■ EXERCISE GOAL:
Report back each line of the records that contains the string "Series".

━━━━

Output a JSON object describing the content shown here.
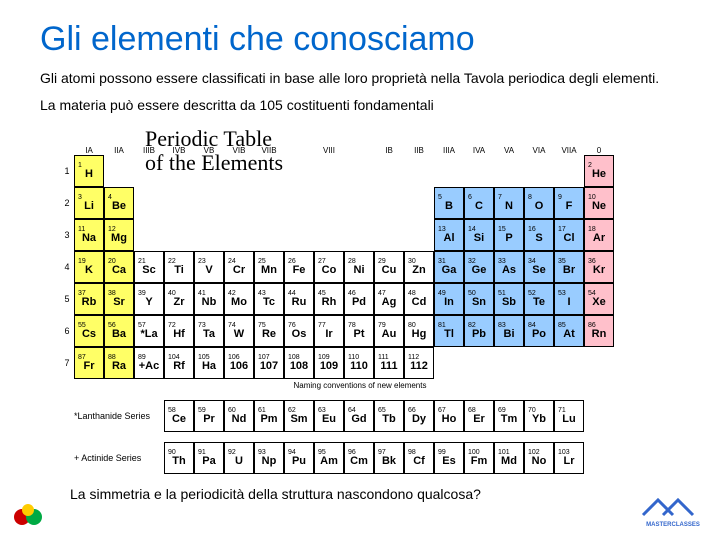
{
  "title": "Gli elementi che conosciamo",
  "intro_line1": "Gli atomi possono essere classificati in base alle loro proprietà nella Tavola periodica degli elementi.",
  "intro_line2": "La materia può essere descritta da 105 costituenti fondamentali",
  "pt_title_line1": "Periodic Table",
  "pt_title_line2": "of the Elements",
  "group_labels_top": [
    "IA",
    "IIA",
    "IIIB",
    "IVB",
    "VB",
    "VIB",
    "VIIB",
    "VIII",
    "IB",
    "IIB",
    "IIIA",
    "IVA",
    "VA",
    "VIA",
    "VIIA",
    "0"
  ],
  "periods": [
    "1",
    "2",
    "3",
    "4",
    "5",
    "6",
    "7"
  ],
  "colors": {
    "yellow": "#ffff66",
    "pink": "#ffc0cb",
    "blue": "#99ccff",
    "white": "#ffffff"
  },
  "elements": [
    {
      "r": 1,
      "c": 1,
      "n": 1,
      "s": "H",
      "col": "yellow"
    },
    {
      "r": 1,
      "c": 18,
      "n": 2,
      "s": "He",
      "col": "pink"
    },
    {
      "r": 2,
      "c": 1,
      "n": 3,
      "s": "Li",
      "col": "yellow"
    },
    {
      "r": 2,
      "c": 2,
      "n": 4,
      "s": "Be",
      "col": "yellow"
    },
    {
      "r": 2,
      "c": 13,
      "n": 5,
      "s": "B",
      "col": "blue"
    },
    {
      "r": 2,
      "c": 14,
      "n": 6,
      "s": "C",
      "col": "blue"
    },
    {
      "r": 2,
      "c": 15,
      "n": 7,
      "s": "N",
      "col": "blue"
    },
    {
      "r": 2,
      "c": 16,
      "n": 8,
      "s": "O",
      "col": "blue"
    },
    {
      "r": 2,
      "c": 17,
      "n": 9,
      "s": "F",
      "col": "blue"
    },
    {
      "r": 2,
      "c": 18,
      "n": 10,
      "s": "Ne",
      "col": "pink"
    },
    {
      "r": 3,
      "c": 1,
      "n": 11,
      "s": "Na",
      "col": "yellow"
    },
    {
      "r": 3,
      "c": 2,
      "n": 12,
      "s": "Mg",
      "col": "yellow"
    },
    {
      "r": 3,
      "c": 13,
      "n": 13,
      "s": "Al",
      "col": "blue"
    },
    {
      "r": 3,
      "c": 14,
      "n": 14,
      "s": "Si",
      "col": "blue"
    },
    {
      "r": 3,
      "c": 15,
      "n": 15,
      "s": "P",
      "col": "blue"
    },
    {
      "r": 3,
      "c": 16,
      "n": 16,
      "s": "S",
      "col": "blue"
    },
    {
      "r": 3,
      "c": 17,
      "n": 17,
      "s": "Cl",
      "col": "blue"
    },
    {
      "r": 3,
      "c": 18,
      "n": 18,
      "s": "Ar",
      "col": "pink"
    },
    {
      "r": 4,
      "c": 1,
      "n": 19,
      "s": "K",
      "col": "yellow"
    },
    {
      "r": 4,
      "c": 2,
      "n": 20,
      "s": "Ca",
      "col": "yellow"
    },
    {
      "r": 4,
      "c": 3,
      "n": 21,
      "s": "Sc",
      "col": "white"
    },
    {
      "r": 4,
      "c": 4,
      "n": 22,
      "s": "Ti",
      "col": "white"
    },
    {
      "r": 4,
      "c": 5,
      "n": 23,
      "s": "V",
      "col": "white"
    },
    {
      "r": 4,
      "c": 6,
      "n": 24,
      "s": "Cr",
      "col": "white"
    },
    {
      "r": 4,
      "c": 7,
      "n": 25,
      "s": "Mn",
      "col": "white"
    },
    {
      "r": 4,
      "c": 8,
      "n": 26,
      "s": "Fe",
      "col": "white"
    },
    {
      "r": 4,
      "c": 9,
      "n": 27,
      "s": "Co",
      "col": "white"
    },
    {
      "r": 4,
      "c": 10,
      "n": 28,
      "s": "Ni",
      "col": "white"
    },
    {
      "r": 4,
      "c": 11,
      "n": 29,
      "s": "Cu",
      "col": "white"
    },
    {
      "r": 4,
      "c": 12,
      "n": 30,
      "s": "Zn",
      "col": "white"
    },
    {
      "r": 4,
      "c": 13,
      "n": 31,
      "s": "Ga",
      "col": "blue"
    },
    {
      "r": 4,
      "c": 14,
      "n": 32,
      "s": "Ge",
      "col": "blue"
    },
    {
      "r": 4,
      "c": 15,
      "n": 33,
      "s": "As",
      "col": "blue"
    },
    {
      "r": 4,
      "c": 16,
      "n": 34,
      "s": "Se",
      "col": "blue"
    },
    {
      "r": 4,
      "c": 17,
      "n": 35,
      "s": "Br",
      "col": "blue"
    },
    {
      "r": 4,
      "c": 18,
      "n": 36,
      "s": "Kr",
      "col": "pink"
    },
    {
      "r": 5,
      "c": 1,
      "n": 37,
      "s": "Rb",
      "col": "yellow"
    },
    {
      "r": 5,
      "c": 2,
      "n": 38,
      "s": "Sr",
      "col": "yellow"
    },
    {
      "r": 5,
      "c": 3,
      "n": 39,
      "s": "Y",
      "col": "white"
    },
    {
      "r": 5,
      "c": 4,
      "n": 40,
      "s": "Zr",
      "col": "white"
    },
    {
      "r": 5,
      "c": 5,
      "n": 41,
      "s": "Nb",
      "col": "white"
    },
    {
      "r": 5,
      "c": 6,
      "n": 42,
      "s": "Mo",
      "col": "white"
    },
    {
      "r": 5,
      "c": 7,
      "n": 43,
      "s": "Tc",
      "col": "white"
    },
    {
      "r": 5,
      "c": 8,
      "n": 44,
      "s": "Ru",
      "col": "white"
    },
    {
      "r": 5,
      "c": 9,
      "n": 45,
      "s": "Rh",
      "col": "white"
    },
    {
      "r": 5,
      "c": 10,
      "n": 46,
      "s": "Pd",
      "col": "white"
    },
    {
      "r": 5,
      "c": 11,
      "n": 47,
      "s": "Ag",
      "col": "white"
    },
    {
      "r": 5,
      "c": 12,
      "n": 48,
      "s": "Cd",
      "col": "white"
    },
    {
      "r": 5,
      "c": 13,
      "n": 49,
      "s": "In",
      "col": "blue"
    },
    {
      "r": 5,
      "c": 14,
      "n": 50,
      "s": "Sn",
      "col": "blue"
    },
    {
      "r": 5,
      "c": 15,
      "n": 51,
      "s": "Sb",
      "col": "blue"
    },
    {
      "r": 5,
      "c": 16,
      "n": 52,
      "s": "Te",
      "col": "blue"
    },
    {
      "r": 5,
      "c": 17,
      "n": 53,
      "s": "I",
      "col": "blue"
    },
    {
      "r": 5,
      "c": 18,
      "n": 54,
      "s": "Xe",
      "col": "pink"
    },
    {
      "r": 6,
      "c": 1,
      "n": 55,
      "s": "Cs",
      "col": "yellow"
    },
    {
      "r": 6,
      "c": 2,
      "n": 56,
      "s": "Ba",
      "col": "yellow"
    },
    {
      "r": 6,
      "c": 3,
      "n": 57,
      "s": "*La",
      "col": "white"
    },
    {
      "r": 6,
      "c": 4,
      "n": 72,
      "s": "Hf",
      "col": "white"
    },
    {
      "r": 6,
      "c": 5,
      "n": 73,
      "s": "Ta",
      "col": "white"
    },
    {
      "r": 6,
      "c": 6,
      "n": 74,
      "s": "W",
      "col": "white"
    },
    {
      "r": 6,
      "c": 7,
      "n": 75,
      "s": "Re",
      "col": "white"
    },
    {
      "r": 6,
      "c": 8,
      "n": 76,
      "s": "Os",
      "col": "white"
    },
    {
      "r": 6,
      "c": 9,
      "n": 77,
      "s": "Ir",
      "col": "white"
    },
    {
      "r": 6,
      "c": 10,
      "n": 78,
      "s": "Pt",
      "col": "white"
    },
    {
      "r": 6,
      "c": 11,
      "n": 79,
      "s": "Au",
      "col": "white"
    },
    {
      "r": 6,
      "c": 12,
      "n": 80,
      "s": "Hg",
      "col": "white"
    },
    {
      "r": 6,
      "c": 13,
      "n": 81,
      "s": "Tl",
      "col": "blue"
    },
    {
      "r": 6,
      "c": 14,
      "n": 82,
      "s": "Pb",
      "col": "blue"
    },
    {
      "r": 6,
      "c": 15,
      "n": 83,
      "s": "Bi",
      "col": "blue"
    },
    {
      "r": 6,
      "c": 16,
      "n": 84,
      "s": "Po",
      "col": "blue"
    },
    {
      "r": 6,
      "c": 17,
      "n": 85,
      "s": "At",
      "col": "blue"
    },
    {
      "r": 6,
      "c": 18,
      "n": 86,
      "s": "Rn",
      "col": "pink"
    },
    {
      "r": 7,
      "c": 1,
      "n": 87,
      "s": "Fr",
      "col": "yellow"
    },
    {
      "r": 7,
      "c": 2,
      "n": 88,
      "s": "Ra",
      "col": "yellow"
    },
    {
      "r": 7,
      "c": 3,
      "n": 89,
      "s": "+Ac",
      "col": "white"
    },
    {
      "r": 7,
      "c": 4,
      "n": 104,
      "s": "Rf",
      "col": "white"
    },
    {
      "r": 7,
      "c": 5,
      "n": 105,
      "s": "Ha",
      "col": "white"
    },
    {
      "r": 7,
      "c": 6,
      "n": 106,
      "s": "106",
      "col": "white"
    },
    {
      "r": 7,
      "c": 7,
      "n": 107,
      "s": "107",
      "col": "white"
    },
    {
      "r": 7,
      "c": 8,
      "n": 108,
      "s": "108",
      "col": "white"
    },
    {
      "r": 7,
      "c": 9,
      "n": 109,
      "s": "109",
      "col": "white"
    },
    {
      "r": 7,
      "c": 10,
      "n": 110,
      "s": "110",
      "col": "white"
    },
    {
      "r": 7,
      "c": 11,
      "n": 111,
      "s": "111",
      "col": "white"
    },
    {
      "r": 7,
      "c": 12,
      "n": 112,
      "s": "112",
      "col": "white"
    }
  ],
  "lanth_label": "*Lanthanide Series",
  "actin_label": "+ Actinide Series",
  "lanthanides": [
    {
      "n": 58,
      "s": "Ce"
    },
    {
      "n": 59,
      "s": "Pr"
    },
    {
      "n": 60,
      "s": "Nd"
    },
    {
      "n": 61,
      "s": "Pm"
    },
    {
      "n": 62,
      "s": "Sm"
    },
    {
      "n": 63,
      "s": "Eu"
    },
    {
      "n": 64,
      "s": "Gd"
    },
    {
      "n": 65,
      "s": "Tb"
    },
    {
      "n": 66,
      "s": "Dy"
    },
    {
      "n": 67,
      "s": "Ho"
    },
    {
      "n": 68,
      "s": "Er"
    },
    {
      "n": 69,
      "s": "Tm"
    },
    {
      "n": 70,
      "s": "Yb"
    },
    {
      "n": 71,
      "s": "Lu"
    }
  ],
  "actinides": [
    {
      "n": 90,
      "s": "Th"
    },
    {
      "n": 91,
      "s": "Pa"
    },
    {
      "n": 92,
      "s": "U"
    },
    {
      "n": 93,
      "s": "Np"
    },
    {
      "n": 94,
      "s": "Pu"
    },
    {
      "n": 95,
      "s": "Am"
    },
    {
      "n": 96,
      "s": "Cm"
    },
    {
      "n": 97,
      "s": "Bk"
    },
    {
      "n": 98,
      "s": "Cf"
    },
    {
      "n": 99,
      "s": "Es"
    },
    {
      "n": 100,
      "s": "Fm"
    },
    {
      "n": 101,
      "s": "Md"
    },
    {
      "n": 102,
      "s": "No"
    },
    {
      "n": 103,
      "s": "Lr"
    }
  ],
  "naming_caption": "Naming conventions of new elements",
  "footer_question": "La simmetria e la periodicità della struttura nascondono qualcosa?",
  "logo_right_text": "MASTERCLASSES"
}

━━━━

■ WORKED ANSWER:
  "lanth_label": "*Lanthanide Series",
  "actin_label": "+ Actinide Series",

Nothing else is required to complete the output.